(Stored entries)
>> BEGIN

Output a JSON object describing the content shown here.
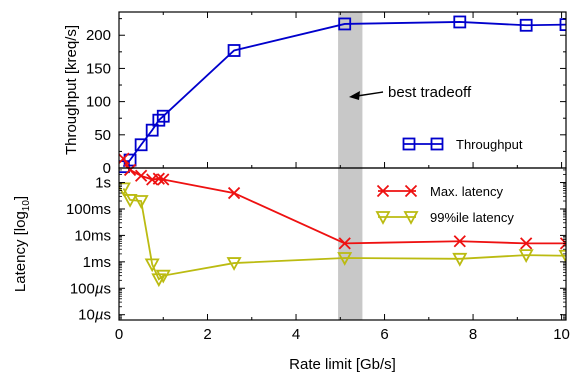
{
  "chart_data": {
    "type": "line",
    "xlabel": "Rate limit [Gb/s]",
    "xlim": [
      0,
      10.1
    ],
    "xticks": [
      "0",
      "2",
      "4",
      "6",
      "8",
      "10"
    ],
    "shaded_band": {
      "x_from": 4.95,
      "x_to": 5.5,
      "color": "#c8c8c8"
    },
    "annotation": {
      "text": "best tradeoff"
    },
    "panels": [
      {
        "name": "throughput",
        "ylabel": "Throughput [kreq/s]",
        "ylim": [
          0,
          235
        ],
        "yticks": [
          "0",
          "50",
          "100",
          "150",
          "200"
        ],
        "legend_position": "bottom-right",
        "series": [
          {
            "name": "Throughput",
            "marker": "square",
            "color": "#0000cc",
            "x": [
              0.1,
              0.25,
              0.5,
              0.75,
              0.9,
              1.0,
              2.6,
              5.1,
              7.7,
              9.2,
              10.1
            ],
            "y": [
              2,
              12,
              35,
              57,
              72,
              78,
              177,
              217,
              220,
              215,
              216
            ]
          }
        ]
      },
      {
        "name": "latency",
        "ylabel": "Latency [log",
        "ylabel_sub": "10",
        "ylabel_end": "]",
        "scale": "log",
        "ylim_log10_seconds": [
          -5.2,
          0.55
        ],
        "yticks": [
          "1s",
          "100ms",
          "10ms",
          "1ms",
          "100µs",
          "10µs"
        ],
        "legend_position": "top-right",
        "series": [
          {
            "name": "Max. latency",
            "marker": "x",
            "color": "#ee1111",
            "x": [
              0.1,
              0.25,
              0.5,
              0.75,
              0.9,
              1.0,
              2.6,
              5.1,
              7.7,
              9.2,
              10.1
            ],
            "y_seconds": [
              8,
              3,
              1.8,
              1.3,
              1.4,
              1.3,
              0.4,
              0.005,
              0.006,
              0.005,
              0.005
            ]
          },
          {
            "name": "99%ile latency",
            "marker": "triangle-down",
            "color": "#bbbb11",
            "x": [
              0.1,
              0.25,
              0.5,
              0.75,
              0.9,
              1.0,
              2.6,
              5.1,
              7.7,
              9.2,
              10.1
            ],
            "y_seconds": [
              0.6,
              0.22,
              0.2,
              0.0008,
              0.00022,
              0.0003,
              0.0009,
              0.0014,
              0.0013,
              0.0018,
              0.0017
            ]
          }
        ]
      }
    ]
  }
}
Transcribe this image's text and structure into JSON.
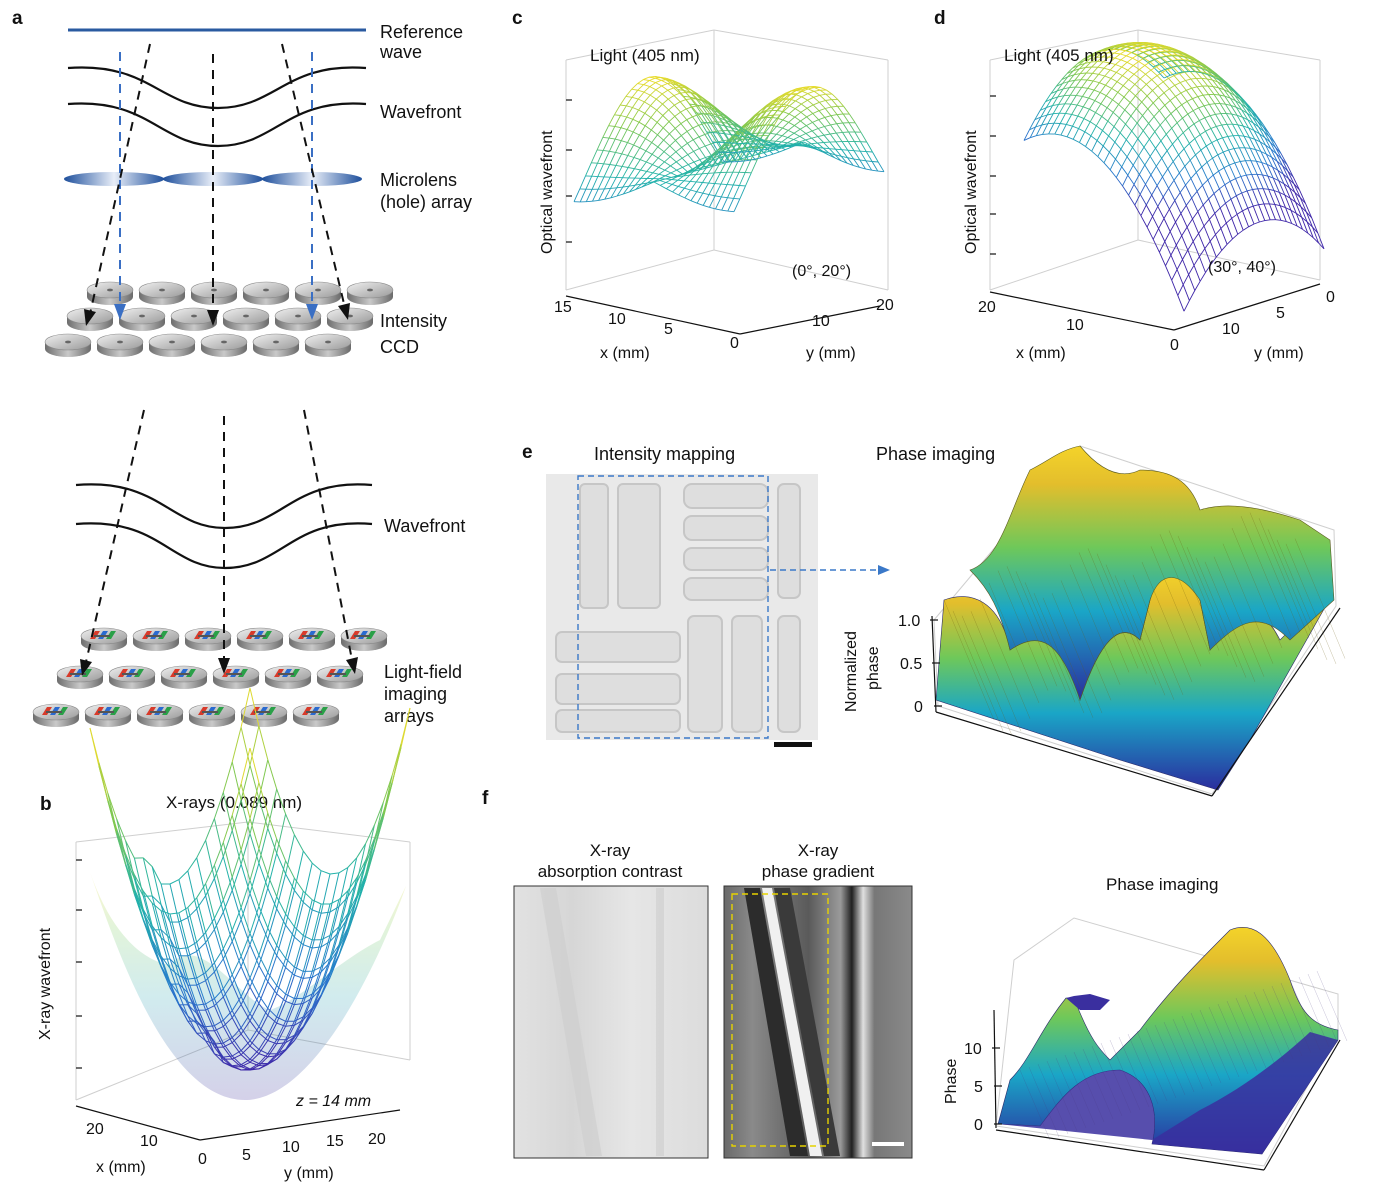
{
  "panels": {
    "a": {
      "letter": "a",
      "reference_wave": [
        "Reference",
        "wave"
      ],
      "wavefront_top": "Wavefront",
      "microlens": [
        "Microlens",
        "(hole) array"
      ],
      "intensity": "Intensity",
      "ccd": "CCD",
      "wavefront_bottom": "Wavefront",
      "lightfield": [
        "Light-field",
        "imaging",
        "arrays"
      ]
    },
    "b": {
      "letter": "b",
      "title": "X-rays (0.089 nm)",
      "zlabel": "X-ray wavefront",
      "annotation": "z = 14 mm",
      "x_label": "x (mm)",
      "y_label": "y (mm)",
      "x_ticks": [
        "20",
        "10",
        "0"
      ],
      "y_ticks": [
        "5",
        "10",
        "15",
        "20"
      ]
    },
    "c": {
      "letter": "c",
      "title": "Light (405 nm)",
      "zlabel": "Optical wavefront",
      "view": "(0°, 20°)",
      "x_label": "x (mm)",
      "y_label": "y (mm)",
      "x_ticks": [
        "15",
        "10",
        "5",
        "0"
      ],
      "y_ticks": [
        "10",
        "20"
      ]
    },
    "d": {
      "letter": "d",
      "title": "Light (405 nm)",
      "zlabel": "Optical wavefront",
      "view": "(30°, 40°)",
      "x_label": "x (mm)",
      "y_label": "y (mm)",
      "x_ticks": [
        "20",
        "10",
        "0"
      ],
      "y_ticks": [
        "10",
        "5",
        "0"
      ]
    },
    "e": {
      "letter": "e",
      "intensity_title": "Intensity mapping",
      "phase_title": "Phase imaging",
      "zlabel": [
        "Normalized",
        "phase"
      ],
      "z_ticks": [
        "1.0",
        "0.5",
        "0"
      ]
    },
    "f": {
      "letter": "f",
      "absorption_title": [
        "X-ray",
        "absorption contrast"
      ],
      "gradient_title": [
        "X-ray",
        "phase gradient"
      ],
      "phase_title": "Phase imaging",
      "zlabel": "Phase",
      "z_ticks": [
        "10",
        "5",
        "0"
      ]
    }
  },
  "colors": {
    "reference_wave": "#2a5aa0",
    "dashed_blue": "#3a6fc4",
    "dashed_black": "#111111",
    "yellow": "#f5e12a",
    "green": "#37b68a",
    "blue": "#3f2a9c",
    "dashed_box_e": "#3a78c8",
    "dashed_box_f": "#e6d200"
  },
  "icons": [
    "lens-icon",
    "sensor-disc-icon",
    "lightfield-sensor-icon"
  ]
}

>> END

* WHAT TO WORK ON *
All of the material above should be reproduced exactly, except the pictures.

* COMPLETE ANSWER *
Output a JSON object describing the content shown here.
{
  "chart_data": {
    "type": "line",
    "xlabel": "Rate limit [Gb/s]",
    "xlim": [
      0,
      10.1
    ],
    "xticks": [
      "0",
      "2",
      "4",
      "6",
      "8",
      "10"
    ],
    "shaded_band": {
      "x_from": 4.95,
      "x_to": 5.5,
      "color": "#c8c8c8"
    },
    "annotation": {
      "text": "best tradeoff"
    },
    "panels": [
      {
        "name": "throughput",
        "ylabel": "Throughput [kreq/s]",
        "ylim": [
          0,
          235
        ],
        "yticks": [
          "0",
          "50",
          "100",
          "150",
          "200"
        ],
        "legend_position": "bottom-right",
        "series": [
          {
            "name": "Throughput",
            "marker": "square",
            "color": "#0000cc",
            "x": [
              0.1,
              0.25,
              0.5,
              0.75,
              0.9,
              1.0,
              2.6,
              5.1,
              7.7,
              9.2,
              10.1
            ],
            "y": [
              2,
              12,
              35,
              57,
              72,
              78,
              177,
              217,
              220,
              215,
              216
            ]
          }
        ]
      },
      {
        "name": "latency",
        "ylabel": "Latency [log",
        "ylabel_sub": "10",
        "ylabel_end": "]",
        "scale": "log",
        "ylim_log10_seconds": [
          -5.2,
          0.55
        ],
        "yticks": [
          "1s",
          "100ms",
          "10ms",
          "1ms",
          "100µs",
          "10µs"
        ],
        "legend_position": "top-right",
        "series": [
          {
            "name": "Max. latency",
            "marker": "x",
            "color": "#ee1111",
            "x": [
              0.1,
              0.25,
              0.5,
              0.75,
              0.9,
              1.0,
              2.6,
              5.1,
              7.7,
              9.2,
              10.1
            ],
            "y_seconds": [
              8,
              3,
              1.8,
              1.3,
              1.4,
              1.3,
              0.4,
              0.005,
              0.006,
              0.005,
              0.005
            ]
          },
          {
            "name": "99%ile latency",
            "marker": "triangle-down",
            "color": "#bbbb11",
            "x": [
              0.1,
              0.25,
              0.5,
              0.75,
              0.9,
              1.0,
              2.6,
              5.1,
              7.7,
              9.2,
              10.1
            ],
            "y_seconds": [
              0.6,
              0.22,
              0.2,
              0.0008,
              0.00022,
              0.0003,
              0.0009,
              0.0014,
              0.0013,
              0.0018,
              0.0017
            ]
          }
        ]
      }
    ]
  }
}
Transcribe this image's text and structure into JSON.
{
  "panels": {
    "a": {
      "letter": "a",
      "reference_wave": [
        "Reference",
        "wave"
      ],
      "wavefront_top": "Wavefront",
      "microlens": [
        "Microlens",
        "(hole) array"
      ],
      "intensity": "Intensity",
      "ccd": "CCD",
      "wavefront_bottom": "Wavefront",
      "lightfield": [
        "Light-field",
        "imaging",
        "arrays"
      ]
    },
    "b": {
      "letter": "b",
      "title": "X-rays (0.089 nm)",
      "zlabel": "X-ray wavefront",
      "annotation": "z = 14 mm",
      "x_label": "x (mm)",
      "y_label": "y (mm)",
      "x_ticks": [
        "20",
        "10",
        "0"
      ],
      "y_ticks": [
        "5",
        "10",
        "15",
        "20"
      ]
    },
    "c": {
      "letter": "c",
      "title": "Light (405 nm)",
      "zlabel": "Optical wavefront",
      "view": "(0°, 20°)",
      "x_label": "x (mm)",
      "y_label": "y (mm)",
      "x_ticks": [
        "15",
        "10",
        "5",
        "0"
      ],
      "y_ticks": [
        "10",
        "20"
      ]
    },
    "d": {
      "letter": "d",
      "title": "Light (405 nm)",
      "zlabel": "Optical wavefront",
      "view": "(30°, 40°)",
      "x_label": "x (mm)",
      "y_label": "y (mm)",
      "x_ticks": [
        "20",
        "10",
        "0"
      ],
      "y_ticks": [
        "10",
        "5",
        "0"
      ]
    },
    "e": {
      "letter": "e",
      "intensity_title": "Intensity mapping",
      "phase_title": "Phase imaging",
      "zlabel": [
        "Normalized",
        "phase"
      ],
      "z_ticks": [
        "1.0",
        "0.5",
        "0"
      ]
    },
    "f": {
      "letter": "f",
      "absorption_title": [
        "X-ray",
        "absorption contrast"
      ],
      "gradient_title": [
        "X-ray",
        "phase gradient"
      ],
      "phase_title": "Phase imaging",
      "zlabel": "Phase",
      "z_ticks": [
        "10",
        "5",
        "0"
      ]
    }
  },
  "colors": {
    "reference_wave": "#2a5aa0",
    "dashed_blue": "#3a6fc4",
    "dashed_black": "#111111",
    "yellow": "#f5e12a",
    "green": "#37b68a",
    "blue": "#3f2a9c",
    "dashed_box_e": "#3a78c8",
    "dashed_box_f": "#e6d200"
  },
  "icons": [
    "lens-icon",
    "sensor-disc-icon",
    "lightfield-sensor-icon"
  ]
}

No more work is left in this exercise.